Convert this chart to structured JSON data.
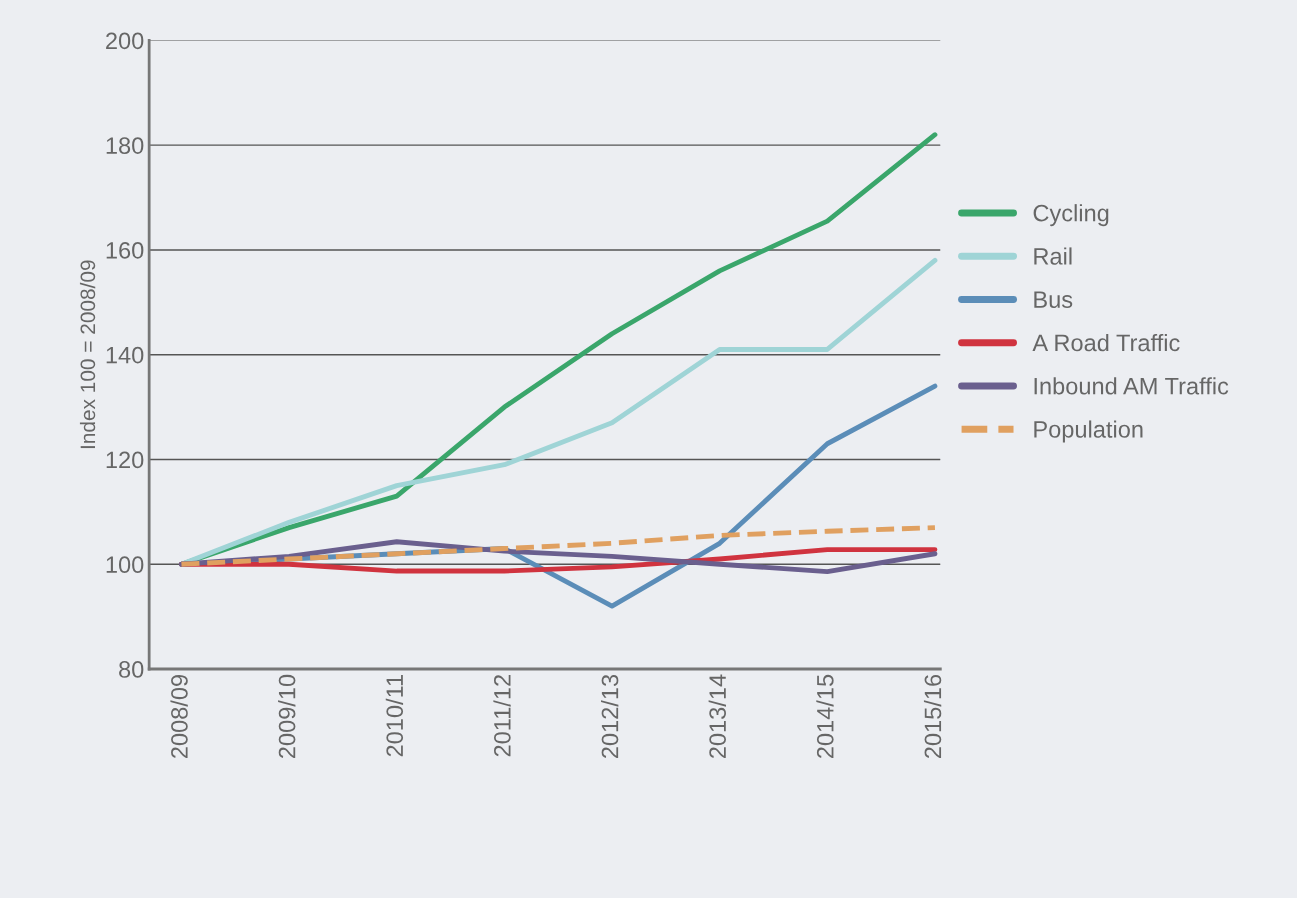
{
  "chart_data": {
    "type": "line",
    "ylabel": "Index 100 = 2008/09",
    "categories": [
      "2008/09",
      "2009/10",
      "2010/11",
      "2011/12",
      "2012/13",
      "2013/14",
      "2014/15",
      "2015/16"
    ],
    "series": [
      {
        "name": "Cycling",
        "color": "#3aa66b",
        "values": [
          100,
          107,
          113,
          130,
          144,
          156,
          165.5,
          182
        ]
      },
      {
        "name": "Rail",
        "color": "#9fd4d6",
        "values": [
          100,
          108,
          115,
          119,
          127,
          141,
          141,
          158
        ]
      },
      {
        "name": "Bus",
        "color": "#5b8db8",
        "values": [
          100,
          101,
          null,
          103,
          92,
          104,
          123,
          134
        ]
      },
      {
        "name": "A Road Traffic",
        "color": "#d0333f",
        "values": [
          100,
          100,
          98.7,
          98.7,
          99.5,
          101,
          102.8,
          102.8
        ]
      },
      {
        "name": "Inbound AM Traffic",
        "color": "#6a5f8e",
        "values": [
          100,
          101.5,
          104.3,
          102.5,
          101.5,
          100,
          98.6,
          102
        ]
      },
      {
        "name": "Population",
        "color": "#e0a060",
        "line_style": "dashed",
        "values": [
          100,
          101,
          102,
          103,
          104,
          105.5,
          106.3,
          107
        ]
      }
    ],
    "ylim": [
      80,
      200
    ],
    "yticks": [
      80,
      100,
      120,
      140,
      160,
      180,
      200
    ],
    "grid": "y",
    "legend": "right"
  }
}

════════

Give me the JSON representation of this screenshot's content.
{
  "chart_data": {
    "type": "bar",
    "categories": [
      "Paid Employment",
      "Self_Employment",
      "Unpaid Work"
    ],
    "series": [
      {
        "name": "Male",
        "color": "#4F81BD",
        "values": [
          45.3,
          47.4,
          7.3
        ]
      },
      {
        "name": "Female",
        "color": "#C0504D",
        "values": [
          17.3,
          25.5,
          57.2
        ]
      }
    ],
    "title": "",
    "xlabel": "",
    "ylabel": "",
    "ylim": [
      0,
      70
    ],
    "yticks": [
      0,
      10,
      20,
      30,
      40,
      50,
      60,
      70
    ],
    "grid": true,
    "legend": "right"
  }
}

════════

◆ WRITTEN PROBLEM ◆
Determine how many lines of the material include the string "Traffic". Output only that count.

◆ TASK RESULT ◆
2